__Exercise__: Copy out each line exactly as it appears.
* * *
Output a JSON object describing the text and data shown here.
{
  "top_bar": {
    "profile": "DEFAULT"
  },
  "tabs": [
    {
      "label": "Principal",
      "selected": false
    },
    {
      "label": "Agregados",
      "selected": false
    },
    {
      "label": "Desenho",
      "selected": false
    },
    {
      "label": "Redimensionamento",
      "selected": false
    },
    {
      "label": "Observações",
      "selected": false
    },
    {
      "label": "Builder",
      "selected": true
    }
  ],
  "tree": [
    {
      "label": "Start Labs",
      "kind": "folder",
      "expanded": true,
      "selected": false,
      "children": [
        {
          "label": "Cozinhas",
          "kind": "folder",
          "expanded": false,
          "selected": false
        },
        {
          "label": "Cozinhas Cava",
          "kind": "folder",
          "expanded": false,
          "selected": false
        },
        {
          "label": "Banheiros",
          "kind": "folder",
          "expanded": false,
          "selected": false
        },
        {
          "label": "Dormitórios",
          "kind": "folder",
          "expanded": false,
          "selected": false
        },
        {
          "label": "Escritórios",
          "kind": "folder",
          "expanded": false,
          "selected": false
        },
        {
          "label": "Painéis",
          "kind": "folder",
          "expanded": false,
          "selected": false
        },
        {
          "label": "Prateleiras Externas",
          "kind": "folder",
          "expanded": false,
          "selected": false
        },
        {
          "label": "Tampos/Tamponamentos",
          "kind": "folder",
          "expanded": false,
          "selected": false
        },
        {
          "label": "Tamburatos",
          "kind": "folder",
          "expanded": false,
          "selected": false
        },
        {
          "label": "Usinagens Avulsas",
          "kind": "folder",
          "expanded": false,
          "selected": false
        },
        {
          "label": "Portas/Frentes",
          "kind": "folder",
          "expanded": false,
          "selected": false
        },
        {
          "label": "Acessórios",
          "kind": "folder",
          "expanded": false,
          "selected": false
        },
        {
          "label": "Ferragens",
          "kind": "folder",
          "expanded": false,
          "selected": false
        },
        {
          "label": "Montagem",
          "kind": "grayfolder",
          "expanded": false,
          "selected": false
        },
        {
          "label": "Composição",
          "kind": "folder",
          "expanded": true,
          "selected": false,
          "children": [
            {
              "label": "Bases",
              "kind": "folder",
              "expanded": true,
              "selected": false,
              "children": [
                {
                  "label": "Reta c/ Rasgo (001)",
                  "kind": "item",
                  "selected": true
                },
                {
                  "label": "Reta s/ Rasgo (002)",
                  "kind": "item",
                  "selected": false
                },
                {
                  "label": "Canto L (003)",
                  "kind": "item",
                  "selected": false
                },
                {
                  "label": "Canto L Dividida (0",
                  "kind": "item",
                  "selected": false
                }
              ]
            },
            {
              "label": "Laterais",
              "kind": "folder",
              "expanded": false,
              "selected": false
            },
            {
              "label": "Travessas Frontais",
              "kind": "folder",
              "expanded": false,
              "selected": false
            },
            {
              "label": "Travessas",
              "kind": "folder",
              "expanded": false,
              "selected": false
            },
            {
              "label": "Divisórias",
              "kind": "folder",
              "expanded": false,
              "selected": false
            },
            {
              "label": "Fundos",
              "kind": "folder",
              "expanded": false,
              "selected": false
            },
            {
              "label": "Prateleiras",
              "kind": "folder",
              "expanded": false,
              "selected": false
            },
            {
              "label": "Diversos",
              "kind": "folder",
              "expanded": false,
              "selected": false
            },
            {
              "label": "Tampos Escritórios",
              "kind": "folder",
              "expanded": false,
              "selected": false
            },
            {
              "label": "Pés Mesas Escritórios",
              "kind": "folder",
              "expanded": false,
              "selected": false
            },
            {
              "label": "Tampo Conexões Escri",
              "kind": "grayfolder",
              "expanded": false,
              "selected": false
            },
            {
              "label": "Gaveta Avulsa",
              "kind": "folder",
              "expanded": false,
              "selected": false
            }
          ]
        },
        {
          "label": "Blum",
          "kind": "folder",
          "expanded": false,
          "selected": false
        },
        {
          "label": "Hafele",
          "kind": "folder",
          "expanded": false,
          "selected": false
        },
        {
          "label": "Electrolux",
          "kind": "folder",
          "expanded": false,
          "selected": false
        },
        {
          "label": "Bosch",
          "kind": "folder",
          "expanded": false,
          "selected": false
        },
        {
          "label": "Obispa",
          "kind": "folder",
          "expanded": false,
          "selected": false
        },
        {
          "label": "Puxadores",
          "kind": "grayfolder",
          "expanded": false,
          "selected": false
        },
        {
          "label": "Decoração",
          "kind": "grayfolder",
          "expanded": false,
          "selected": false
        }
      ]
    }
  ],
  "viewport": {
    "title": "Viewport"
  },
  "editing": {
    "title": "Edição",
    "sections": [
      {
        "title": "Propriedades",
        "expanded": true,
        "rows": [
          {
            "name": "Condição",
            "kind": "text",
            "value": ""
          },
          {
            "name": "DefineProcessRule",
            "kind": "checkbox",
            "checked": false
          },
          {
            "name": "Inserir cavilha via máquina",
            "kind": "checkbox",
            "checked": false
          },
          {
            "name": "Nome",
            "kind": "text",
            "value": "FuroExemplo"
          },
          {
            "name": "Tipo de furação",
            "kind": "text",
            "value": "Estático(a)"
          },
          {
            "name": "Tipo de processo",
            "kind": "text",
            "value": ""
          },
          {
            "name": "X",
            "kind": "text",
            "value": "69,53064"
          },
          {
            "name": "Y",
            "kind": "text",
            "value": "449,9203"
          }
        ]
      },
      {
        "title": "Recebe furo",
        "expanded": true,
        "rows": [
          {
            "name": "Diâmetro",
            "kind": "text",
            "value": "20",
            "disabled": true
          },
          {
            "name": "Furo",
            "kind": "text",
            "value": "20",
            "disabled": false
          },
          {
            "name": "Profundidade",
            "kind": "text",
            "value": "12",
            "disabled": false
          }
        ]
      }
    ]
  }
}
* * *
__Solution to the problem__:
Output a JSON object describing the text and data shown here.
{
  "top_bar": {
    "profile": "DEFAULT"
  },
  "tabs": [
    {
      "label": "Principal",
      "selected": false
    },
    {
      "label": "Agregados",
      "selected": false
    },
    {
      "label": "Desenho",
      "selected": false
    },
    {
      "label": "Redimensionamento",
      "selected": false
    },
    {
      "label": "Observações",
      "selected": false
    },
    {
      "label": "Builder",
      "selected": true
    }
  ],
  "tree": [
    {
      "label": "Start Labs",
      "kind": "folder",
      "expanded": true,
      "selected": false,
      "children": [
        {
          "label": "Cozinhas",
          "kind": "folder",
          "expanded": false,
          "selected": false
        },
        {
          "label": "Cozinhas Cava",
          "kind": "folder",
          "expanded": false,
          "selected": false
        },
        {
          "label": "Banheiros",
          "kind": "folder",
          "expanded": false,
          "selected": false
        },
        {
          "label": "Dormitórios",
          "kind": "folder",
          "expanded": false,
          "selected": false
        },
        {
          "label": "Escritórios",
          "kind": "folder",
          "expanded": false,
          "selected": false
        },
        {
          "label": "Painéis",
          "kind": "folder",
          "expanded": false,
          "selected": false
        },
        {
          "label": "Prateleiras Externas",
          "kind": "folder",
          "expanded": false,
          "selected": false
        },
        {
          "label": "Tampos/Tamponamentos",
          "kind": "folder",
          "expanded": false,
          "selected": false
        },
        {
          "label": "Tamburatos",
          "kind": "folder",
          "expanded": false,
          "selected": false
        },
        {
          "label": "Usinagens Avulsas",
          "kind": "folder",
          "expanded": false,
          "selected": false
        },
        {
          "label": "Portas/Frentes",
          "kind": "folder",
          "expanded": false,
          "selected": false
        },
        {
          "label": "Acessórios",
          "kind": "folder",
          "expanded": false,
          "selected": false
        },
        {
          "label": "Ferragens",
          "kind": "folder",
          "expanded": false,
          "selected": false
        },
        {
          "label": "Montagem",
          "kind": "grayfolder",
          "expanded": false,
          "selected": false
        },
        {
          "label": "Composição",
          "kind": "folder",
          "expanded": true,
          "selected": false,
          "children": [
            {
              "label": "Bases",
              "kind": "folder",
              "expanded": true,
              "selected": false,
              "children": [
                {
                  "label": "Reta c/ Rasgo (001)",
                  "kind": "item",
                  "selected": true
                },
                {
                  "label": "Reta s/ Rasgo (002)",
                  "kind": "item",
                  "selected": false
                },
                {
                  "label": "Canto L (003)",
                  "kind": "item",
                  "selected": false
                },
                {
                  "label": "Canto L Dividida (0",
                  "kind": "item",
                  "selected": false
                }
              ]
            },
            {
              "label": "Laterais",
              "kind": "folder",
              "expanded": false,
              "selected": false
            },
            {
              "label": "Travessas Frontais",
              "kind": "folder",
              "expanded": false,
              "selected": false
            },
            {
              "label": "Travessas",
              "kind": "folder",
              "expanded": false,
              "selected": false
            },
            {
              "label": "Divisórias",
              "kind": "folder",
              "expanded": false,
              "selected": false
            },
            {
              "label": "Fundos",
              "kind": "folder",
              "expanded": false,
              "selected": false
            },
            {
              "label": "Prateleiras",
              "kind": "folder",
              "expanded": false,
              "selected": false
            },
            {
              "label": "Diversos",
              "kind": "folder",
              "expanded": false,
              "selected": false
            },
            {
              "label": "Tampos Escritórios",
              "kind": "folder",
              "expanded": false,
              "selected": false
            },
            {
              "label": "Pés Mesas Escritórios",
              "kind": "folder",
              "expanded": false,
              "selected": false
            },
            {
              "label": "Tampo Conexões Escri",
              "kind": "grayfolder",
              "expanded": false,
              "selected": false
            },
            {
              "label": "Gaveta Avulsa",
              "kind": "folder",
              "expanded": false,
              "selected": false
            }
          ]
        },
        {
          "label": "Blum",
          "kind": "folder",
          "expanded": false,
          "selected": false
        },
        {
          "label": "Hafele",
          "kind": "folder",
          "expanded": false,
          "selected": false
        },
        {
          "label": "Electrolux",
          "kind": "folder",
          "expanded": false,
          "selected": false
        },
        {
          "label": "Bosch",
          "kind": "folder",
          "expanded": false,
          "selected": false
        },
        {
          "label": "Obispa",
          "kind": "folder",
          "expanded": false,
          "selected": false
        },
        {
          "label": "Puxadores",
          "kind": "grayfolder",
          "expanded": false,
          "selected": false
        },
        {
          "label": "Decoração",
          "kind": "grayfolder",
          "expanded": false,
          "selected": false
        }
      ]
    }
  ],
  "viewport": {
    "title": "Viewport"
  },
  "editing": {
    "title": "Edição",
    "sections": [
      {
        "title": "Propriedades",
        "expanded": true,
        "rows": [
          {
            "name": "Condição",
            "kind": "text",
            "value": ""
          },
          {
            "name": "DefineProcessRule",
            "kind": "checkbox",
            "checked": false
          },
          {
            "name": "Inserir cavilha via máquina",
            "kind": "checkbox",
            "checked": false
          },
          {
            "name": "Nome",
            "kind": "text",
            "value": "FuroExemplo"
          },
          {
            "name": "Tipo de furação",
            "kind": "text",
            "value": "Estático(a)"
          },
          {
            "name": "Tipo de processo",
            "kind": "text",
            "value": ""
          },
          {
            "name": "X",
            "kind": "text",
            "value": "69,53064"
          },
          {
            "name": "Y",
            "kind": "text",
            "value": "449,9203"
          }
        ]
      },
      {
        "title": "Recebe furo",
        "expanded": true,
        "rows": [
          {
            "name": "Diâmetro",
            "kind": "text",
            "value": "20",
            "disabled": true
          },
          {
            "name": "Furo",
            "kind": "text",
            "value": "20",
            "disabled": false
          },
          {
            "name": "Profundidade",
            "kind": "text",
            "value": "12",
            "disabled": false
          }
        ]
      }
    ]
  }
}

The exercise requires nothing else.